*TASK GOAL*
In the entries below, find the lines with the word "View" and copy them.

<<<<

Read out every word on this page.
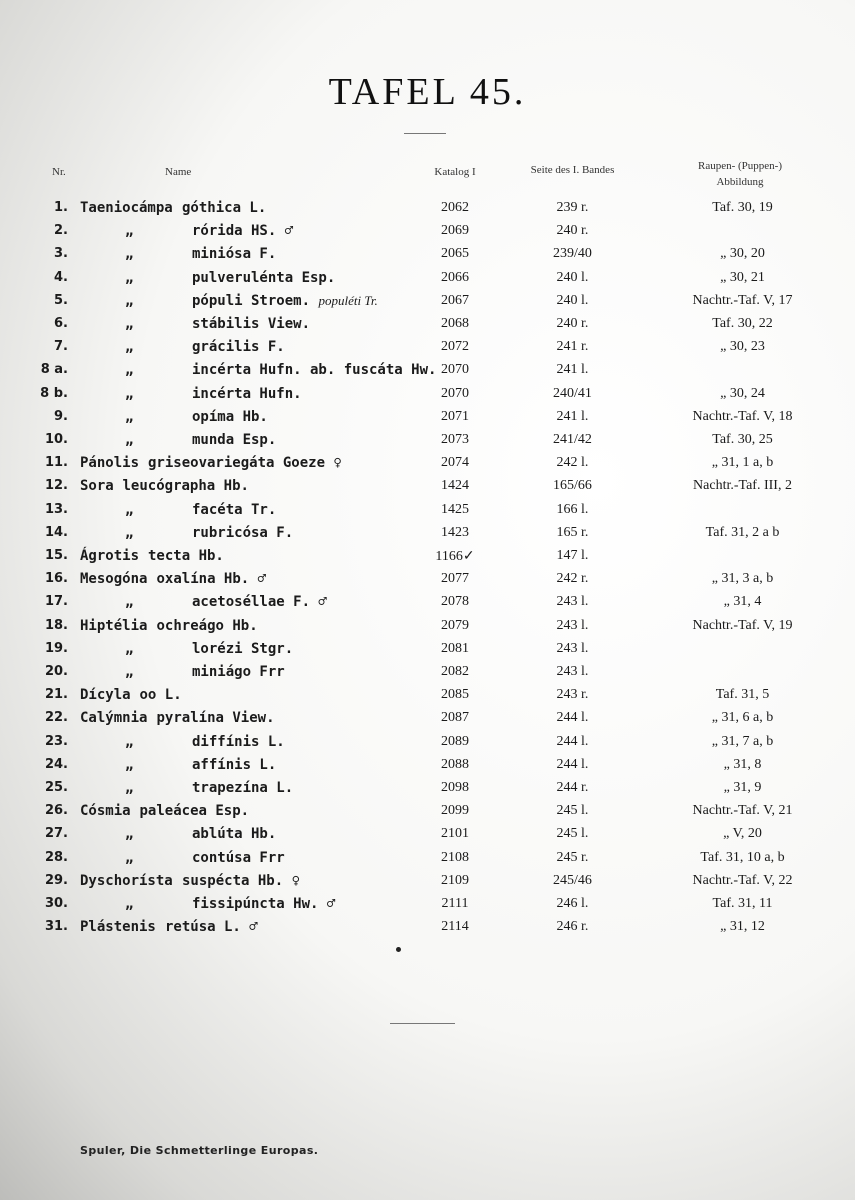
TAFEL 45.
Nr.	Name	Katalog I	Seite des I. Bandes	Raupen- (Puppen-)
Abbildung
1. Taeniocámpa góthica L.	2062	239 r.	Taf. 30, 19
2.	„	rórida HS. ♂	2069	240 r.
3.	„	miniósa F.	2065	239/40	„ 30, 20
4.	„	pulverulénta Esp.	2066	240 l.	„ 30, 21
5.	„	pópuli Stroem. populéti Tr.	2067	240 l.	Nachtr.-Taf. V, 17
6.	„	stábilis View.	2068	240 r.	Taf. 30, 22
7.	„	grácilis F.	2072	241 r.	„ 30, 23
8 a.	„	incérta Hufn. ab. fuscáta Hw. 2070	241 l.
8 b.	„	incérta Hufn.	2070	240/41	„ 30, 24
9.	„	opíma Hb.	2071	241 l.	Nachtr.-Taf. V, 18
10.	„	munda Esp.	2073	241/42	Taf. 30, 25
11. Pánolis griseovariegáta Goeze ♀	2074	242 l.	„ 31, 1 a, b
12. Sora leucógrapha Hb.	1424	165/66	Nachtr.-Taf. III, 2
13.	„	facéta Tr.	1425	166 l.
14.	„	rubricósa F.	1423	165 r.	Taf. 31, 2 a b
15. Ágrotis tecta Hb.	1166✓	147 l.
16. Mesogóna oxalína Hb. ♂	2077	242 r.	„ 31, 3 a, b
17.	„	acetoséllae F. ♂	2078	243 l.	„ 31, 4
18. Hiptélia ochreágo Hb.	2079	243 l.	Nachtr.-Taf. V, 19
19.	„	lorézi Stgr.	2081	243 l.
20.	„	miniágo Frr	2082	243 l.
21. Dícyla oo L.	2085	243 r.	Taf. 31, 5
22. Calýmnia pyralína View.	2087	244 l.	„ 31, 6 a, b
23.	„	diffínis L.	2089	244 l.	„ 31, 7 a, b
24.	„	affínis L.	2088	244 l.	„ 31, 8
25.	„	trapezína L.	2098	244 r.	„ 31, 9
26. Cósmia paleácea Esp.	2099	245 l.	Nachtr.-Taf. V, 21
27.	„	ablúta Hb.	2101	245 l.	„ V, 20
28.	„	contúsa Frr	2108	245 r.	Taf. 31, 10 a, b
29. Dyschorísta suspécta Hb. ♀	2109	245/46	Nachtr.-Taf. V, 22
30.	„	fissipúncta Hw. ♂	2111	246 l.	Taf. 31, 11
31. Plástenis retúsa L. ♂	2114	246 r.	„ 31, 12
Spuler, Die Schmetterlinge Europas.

>>>>
<<<<

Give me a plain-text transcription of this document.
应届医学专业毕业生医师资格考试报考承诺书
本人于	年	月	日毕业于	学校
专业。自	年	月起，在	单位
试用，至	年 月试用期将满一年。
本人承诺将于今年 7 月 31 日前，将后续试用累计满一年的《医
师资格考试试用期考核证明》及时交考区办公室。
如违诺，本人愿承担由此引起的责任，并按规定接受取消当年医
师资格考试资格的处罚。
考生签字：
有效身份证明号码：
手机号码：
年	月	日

>>>>
<<<<

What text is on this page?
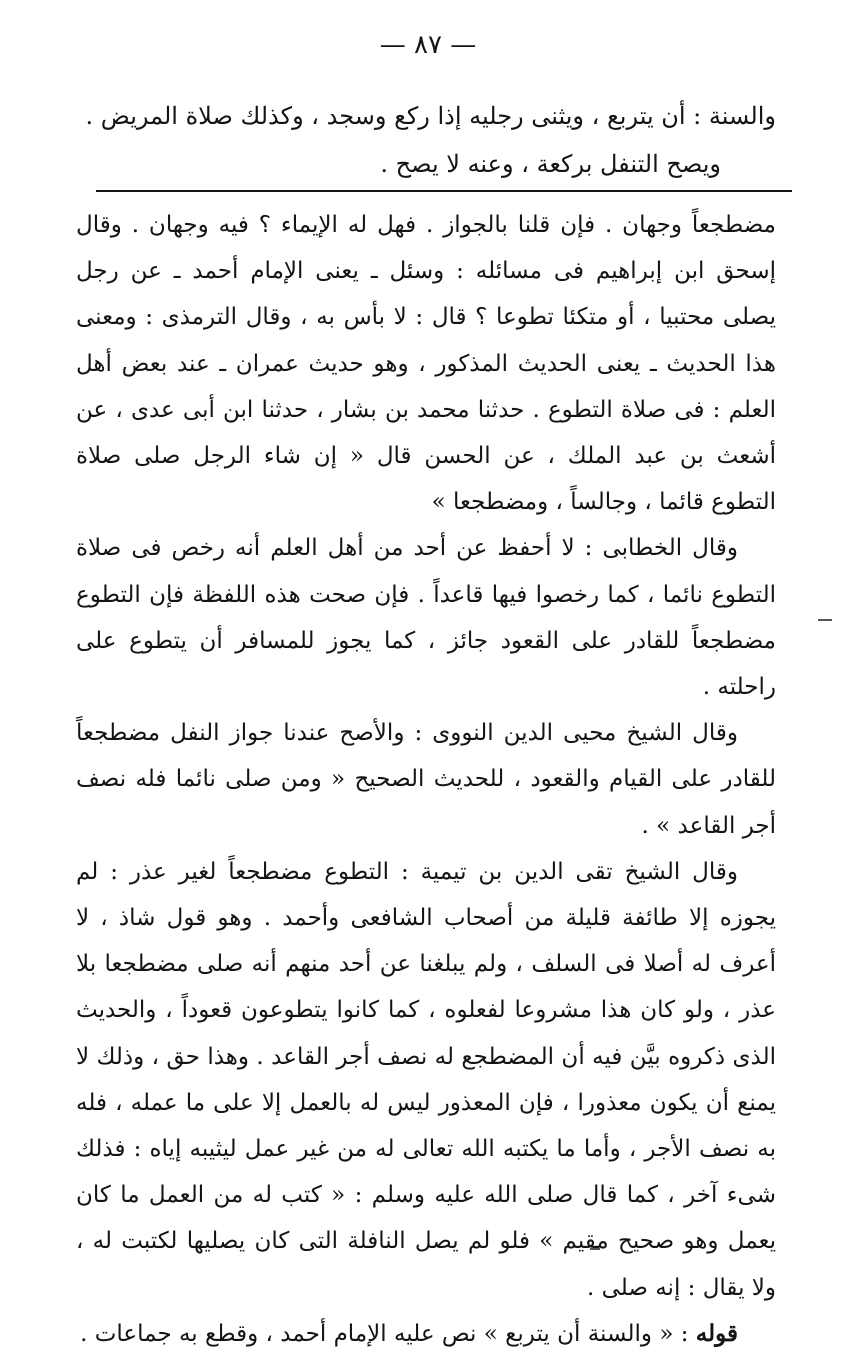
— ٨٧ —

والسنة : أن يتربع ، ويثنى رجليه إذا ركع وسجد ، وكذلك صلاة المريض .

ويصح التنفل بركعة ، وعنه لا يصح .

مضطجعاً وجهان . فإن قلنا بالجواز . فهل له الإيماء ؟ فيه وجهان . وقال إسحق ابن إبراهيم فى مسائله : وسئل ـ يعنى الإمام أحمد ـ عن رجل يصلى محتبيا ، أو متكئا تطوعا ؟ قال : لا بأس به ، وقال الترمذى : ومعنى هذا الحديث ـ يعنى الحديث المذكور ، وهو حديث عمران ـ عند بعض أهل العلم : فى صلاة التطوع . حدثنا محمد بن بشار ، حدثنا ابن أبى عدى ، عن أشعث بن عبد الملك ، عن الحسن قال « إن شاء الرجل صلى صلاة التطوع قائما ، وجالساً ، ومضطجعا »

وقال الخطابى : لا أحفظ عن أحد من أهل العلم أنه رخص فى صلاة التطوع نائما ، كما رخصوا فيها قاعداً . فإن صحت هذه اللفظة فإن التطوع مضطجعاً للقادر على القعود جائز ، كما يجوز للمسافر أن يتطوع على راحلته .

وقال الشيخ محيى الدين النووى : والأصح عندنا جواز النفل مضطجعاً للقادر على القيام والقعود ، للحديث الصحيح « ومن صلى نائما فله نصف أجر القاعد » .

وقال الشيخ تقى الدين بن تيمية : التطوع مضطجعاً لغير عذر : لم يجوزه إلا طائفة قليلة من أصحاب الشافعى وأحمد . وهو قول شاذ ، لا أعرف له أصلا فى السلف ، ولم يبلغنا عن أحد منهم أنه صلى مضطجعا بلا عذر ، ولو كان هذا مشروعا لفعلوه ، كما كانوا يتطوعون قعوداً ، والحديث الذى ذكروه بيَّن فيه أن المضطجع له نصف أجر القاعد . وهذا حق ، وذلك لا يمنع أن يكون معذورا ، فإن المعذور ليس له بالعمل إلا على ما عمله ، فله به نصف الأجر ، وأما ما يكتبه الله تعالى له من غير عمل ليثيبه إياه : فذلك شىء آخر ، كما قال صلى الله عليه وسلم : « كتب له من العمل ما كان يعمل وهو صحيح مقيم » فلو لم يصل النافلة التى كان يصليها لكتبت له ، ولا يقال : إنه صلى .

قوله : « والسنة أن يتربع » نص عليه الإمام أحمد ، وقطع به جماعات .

>>>>

*RESPONSE*
6.	„	stábilis View.	2068	240 r.	Taf. 30, 22
22. Calýmnia pyralína View.	2087	244 l.	„ 31, 6 a, b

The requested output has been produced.